(EXERCISE DETAILS)
Drop the pictures from the entries below, then reproduce the rest exactly.

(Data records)
— start —
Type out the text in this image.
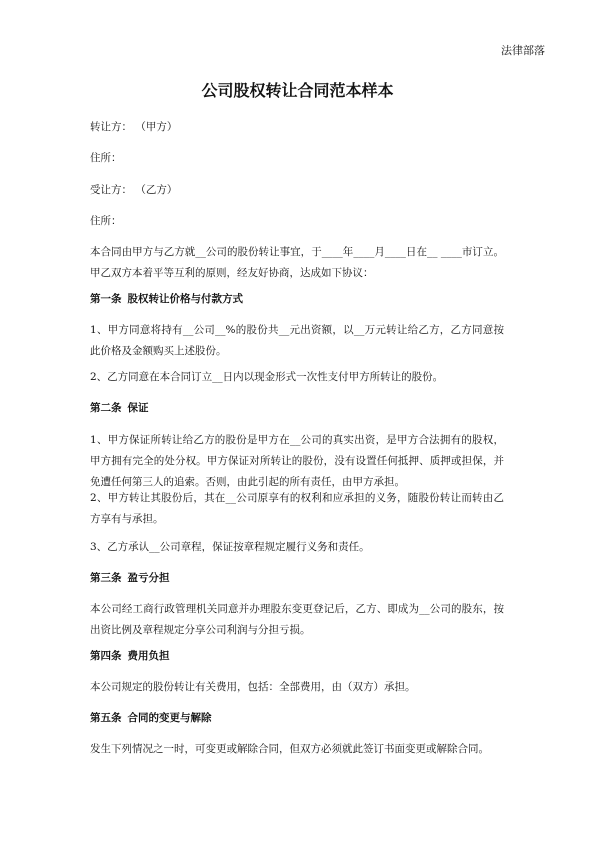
法律部落
公司股权转让合同范本样本
转让方： （甲方）
住所：
受让方： （乙方）
住所：
本合同由甲方与乙方就__公司的股份转让事宜，于____年____月____日在__ ____市订立。甲乙双方本着平等互利的原则，经友好协商，达成如下协议：
第一条 股权转让价格与付款方式
1、甲方同意将持有__公司__%的股份共__元出资额，以__万元转让给乙方，乙方同意按此价格及金额购买上述股份。
2、乙方同意在本合同订立__日内以现金形式一次性支付甲方所转让的股份。
第二条 保证
1、甲方保证所转让给乙方的股份是甲方在__公司的真实出资，是甲方合法拥有的股权，甲方拥有完全的处分权。甲方保证对所转让的股份，没有设置任何抵押、质押或担保，并免遭任何第三人的追索。否则，由此引起的所有责任，由甲方承担。
2、甲方转让其股份后，其在__公司原享有的权利和应承担的义务，随股份转让而转由乙方享有与承担。
3、乙方承认__公司章程，保证按章程规定履行义务和责任。
第三条 盈亏分担
本公司经工商行政管理机关同意并办理股东变更登记后，乙方、即成为__公司的股东，按出资比例及章程规定分享公司利润与分担亏损。
第四条 费用负担
本公司规定的股份转让有关费用，包括：全部费用，由（双方）承担。
第五条 合同的变更与解除
发生下列情况之一时，可变更或解除合同，但双方必须就此签订书面变更或解除合同。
— end —
(SOLUTION BELOW)
Type out the text in this image.
法律部落
公司股权转让合同范本样本
转让方： （甲方）
住所：
受让方： （乙方）
住所：
本合同由甲方与乙方就__公司的股份转让事宜，于____年____月____日在__ ____市订立。甲乙双方本着平等互利的原则，经友好协商，达成如下协议：
第一条 股权转让价格与付款方式
1、甲方同意将持有__公司__%的股份共__元出资额，以__万元转让给乙方，乙方同意按此价格及金额购买上述股份。
2、乙方同意在本合同订立__日内以现金形式一次性支付甲方所转让的股份。
第二条 保证
1、甲方保证所转让给乙方的股份是甲方在__公司的真实出资，是甲方合法拥有的股权，甲方拥有完全的处分权。甲方保证对所转让的股份，没有设置任何抵押、质押或担保，并免遭任何第三人的追索。否则，由此引起的所有责任，由甲方承担。
2、甲方转让其股份后，其在__公司原享有的权利和应承担的义务，随股份转让而转由乙方享有与承担。
3、乙方承认__公司章程，保证按章程规定履行义务和责任。
第三条 盈亏分担
本公司经工商行政管理机关同意并办理股东变更登记后，乙方、即成为__公司的股东，按出资比例及章程规定分享公司利润与分担亏损。
第四条 费用负担
本公司规定的股份转让有关费用，包括：全部费用，由（双方）承担。
第五条 合同的变更与解除
发生下列情况之一时，可变更或解除合同，但双方必须就此签订书面变更或解除合同。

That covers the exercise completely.